===== Record list
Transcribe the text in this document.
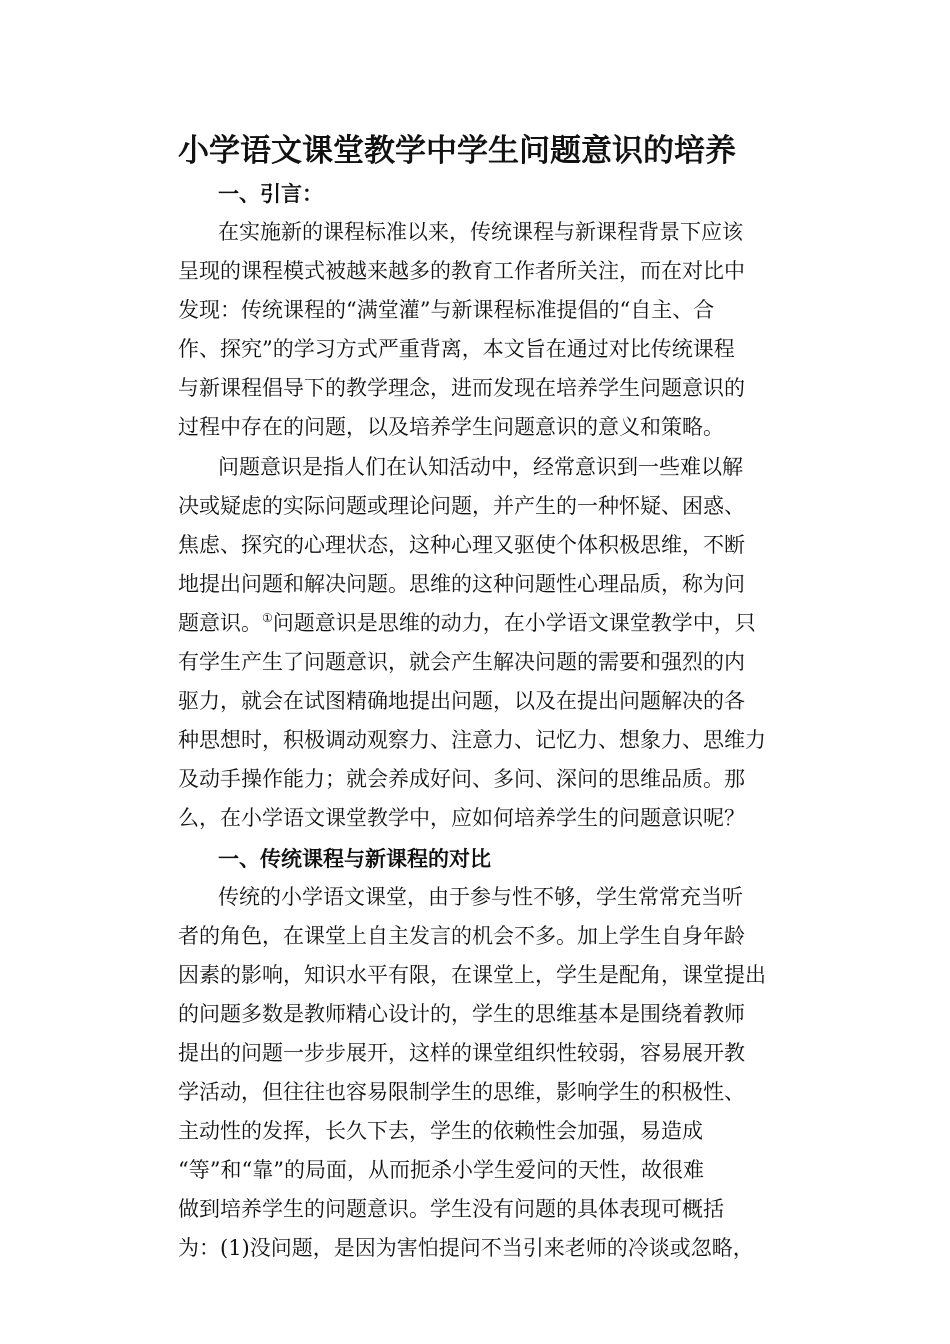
小学语文课堂教学中学生问题意识的培养
一、引言：
在实施新的课程标准以来，传统课程与新课程背景下应该
呈现的课程模式被越来越多的教育工作者所关注，而在对比中
发现：传统课程的“满堂灌”与新课程标准提倡的“自主、合
作、探究”的学习方式严重背离，本文旨在通过对比传统课程
与新课程倡导下的教学理念，进而发现在培养学生问题意识的
过程中存在的问题，以及培养学生问题意识的意义和策略。
问题意识是指人们在认知活动中，经常意识到一些难以解
决或疑虑的实际问题或理论问题，并产生的一种怀疑、困惑、
焦虑、探究的心理状态，这种心理又驱使个体积极思维，不断
地提出问题和解决问题。思维的这种问题性心理品质，称为问
题意识。①问题意识是思维的动力，在小学语文课堂教学中，只
有学生产生了问题意识，就会产生解决问题的需要和强烈的内
驱力，就会在试图精确地提出问题，以及在提出问题解决的各
种思想时，积极调动观察力、注意力、记忆力、想象力、思维力
及动手操作能力；就会养成好问、多问、深问的思维品质。那
么，在小学语文课堂教学中，应如何培养学生的问题意识呢？
一、传统课程与新课程的对比
传统的小学语文课堂，由于参与性不够，学生常常充当听
者的角色，在课堂上自主发言的机会不多。加上学生自身年龄
因素的影响，知识水平有限，在课堂上，学生是配角，课堂提出
的问题多数是教师精心设计的，学生的思维基本是围绕着教师
提出的问题一步步展开，这样的课堂组织性较弱，容易展开教
学活动，但往往也容易限制学生的思维，影响学生的积极性、
主动性的发挥，长久下去，学生的依赖性会加强，易造成
“等”和“靠”的局面，从而扼杀小学生爱问的天性，故很难
做到培养学生的问题意识。学生没有问题的具体表现可概括
为：(1)没问题，是因为害怕提问不当引来老师的冷谈或忽略，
==========
Reproduce the whole listing above word for word, but not its pictures.

Transcribe the text in this document.
小学语文课堂教学中学生问题意识的培养
一、引言：
在实施新的课程标准以来，传统课程与新课程背景下应该
呈现的课程模式被越来越多的教育工作者所关注，而在对比中
发现：传统课程的“满堂灌”与新课程标准提倡的“自主、合
作、探究”的学习方式严重背离，本文旨在通过对比传统课程
与新课程倡导下的教学理念，进而发现在培养学生问题意识的
过程中存在的问题，以及培养学生问题意识的意义和策略。
问题意识是指人们在认知活动中，经常意识到一些难以解
决或疑虑的实际问题或理论问题，并产生的一种怀疑、困惑、
焦虑、探究的心理状态，这种心理又驱使个体积极思维，不断
地提出问题和解决问题。思维的这种问题性心理品质，称为问
题意识。①问题意识是思维的动力，在小学语文课堂教学中，只
有学生产生了问题意识，就会产生解决问题的需要和强烈的内
驱力，就会在试图精确地提出问题，以及在提出问题解决的各
种思想时，积极调动观察力、注意力、记忆力、想象力、思维力
及动手操作能力；就会养成好问、多问、深问的思维品质。那
么，在小学语文课堂教学中，应如何培养学生的问题意识呢？
一、传统课程与新课程的对比
传统的小学语文课堂，由于参与性不够，学生常常充当听
者的角色，在课堂上自主发言的机会不多。加上学生自身年龄
因素的影响，知识水平有限，在课堂上，学生是配角，课堂提出
的问题多数是教师精心设计的，学生的思维基本是围绕着教师
提出的问题一步步展开，这样的课堂组织性较弱，容易展开教
学活动，但往往也容易限制学生的思维，影响学生的积极性、
主动性的发挥，长久下去，学生的依赖性会加强，易造成
“等”和“靠”的局面，从而扼杀小学生爱问的天性，故很难
做到培养学生的问题意识。学生没有问题的具体表现可概括
为：(1)没问题，是因为害怕提问不当引来老师的冷谈或忽略，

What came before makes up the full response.